Selection:
Jane Pauley
Jane Pauley
U.S. Broadcast Journalist
Jane Pauley. Born in Indianapolis, Indiana, October 31, 1950. Educated at Indiana University, B.A. in political science 1971. Married: Gary Trudeau (Doonesbury cartoonist); three children. Began career as TV reporter, WISH-TV, Indianapolis, 1972–75; various positions as reporter and anchor with NBC News programs, since 1975. Recipient of numerous awards, including the Edward R. Murrow Award; multiple Emmy Awards; the Radio and Television News Directors Foundation’s Leonard Zeidenberg First Amendment Award; and the first national Matrix Award from the Association for Women in Communications. Inducted into the Broadcasting and Cable Hall of Fame, 1998. Honorary degrees: DePauw University, Indiana University, Notre Dame University, Providence College.
Jane Pauley, Dateline NBC, November, 1998.
©NBC/Courtesy of the Everett Collection
Bio
Jane Pauley is best known as longtime morning broadcaster for NBC’s Today, an NBC news reporter, and, most recently, as a cohost for NBC’s popular news-magazine, Dateline. Her career began at the age of 21, when she was hired as daytime and weekend caster at WISH-TV in Indianapolis. Four years later she was appointed as the first woman to anchor the evening news at WMAQ, Chicago. Despite low ratings, Pauley was selected in 1976 to interview as a possible successor to Barbara Walters as Tom Brokaw’s cohost on NBC’s Today. Competing with well-known reporters Linda Ellerbee and Betty Rolin, Pauley was chosen for the position, shocking the industry and disappointing critics who found her too cheery, young, and pretty. Though fans embraced Pauley for these qualities, NBC News president Dick Wald defended Pauley’s hire based on her poise and control. Her honest address and family commitment, radically different from the more reserved Diane Sawyer, made Pauley popular with female baby boomers. Pauley spent the next 13 years cohosting Today. Her team ushered the program past ABC’s Good Morning America, to become the number one morning show in the United States.

Written exercise: Transcribe the Jane Pauley profile above word for word, from its first line to its last. The material that comes after this plays no role in what is asked here.

Available data:
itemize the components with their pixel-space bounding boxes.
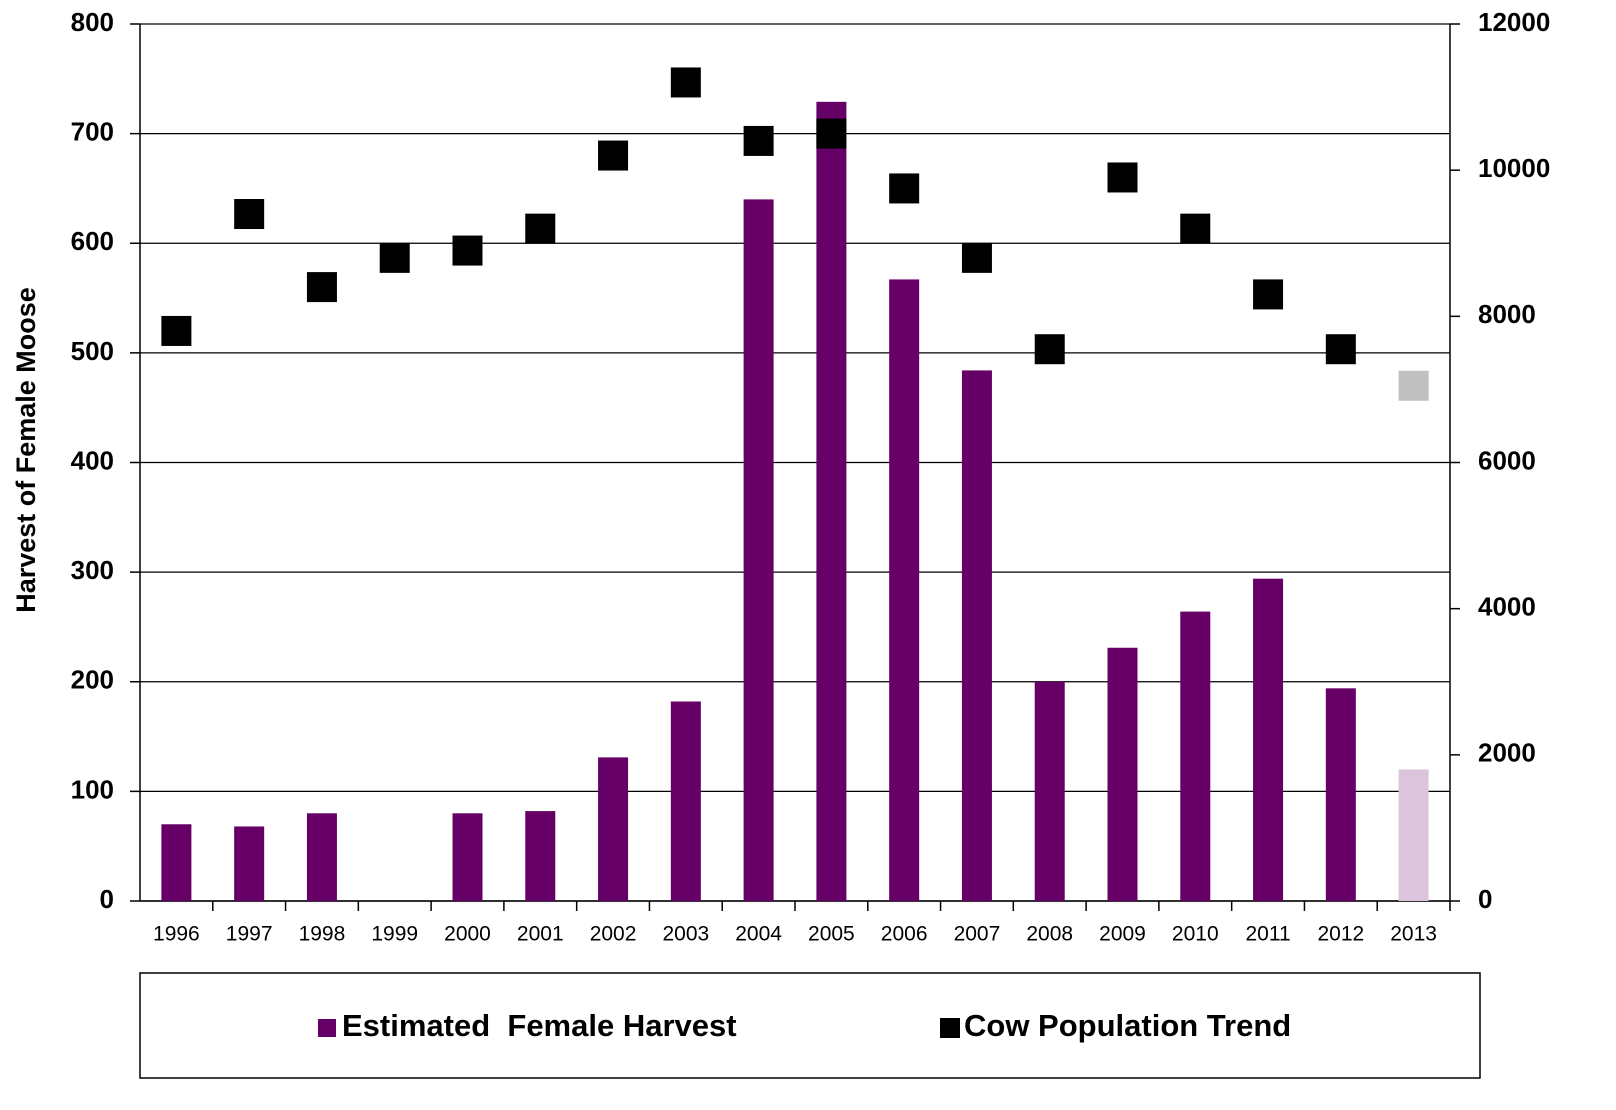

Output for this task:
Jane Pauley
Jane Pauley
U.S. Broadcast Journalist
Jane Pauley. Born in Indianapolis, Indiana, October 31, 1950. Educated at Indiana University, B.A. in political science 1971. Married: Gary Trudeau (Doonesbury cartoonist); three children. Began career as TV reporter, WISH-TV, Indianapolis, 1972–75; various positions as reporter and anchor with NBC News programs, since 1975. Recipient of numerous awards, including the Edward R. Murrow Award; multiple Emmy Awards; the Radio and Television News Directors Foundation’s Leonard Zeidenberg First Amendment Award; and the first national Matrix Award from the Association for Women in Communications. Inducted into the Broadcasting and Cable Hall of Fame, 1998. Honorary degrees: DePauw University, Indiana University, Notre Dame University, Providence College.
Jane Pauley, Dateline NBC, November, 1998.
©NBC/Courtesy of the Everett Collection
Bio
Jane Pauley is best known as longtime morning broadcaster for NBC’s Today, an NBC news reporter, and, most recently, as a cohost for NBC’s popular news-magazine, Dateline. Her career began at the age of 21, when she was hired as daytime and weekend caster at WISH-TV in Indianapolis. Four years later she was appointed as the first woman to anchor the evening news at WMAQ, Chicago. Despite low ratings, Pauley was selected in 1976 to interview as a possible successor to Barbara Walters as Tom Brokaw’s cohost on NBC’s Today. Competing with well-known reporters Linda Ellerbee and Betty Rolin, Pauley was chosen for the position, shocking the industry and disappointing critics who found her too cheery, young, and pretty. Though fans embraced Pauley for these qualities, NBC News president Dick Wald defended Pauley’s hire based on her poise and control. Her honest address and family commitment, radically different from the more reserved Diane Sawyer, made Pauley popular with female baby boomers. Pauley spent the next 13 years cohosting Today. Her team ushered the program past ABC’s Good Morning America, to become the number one morning show in the United States.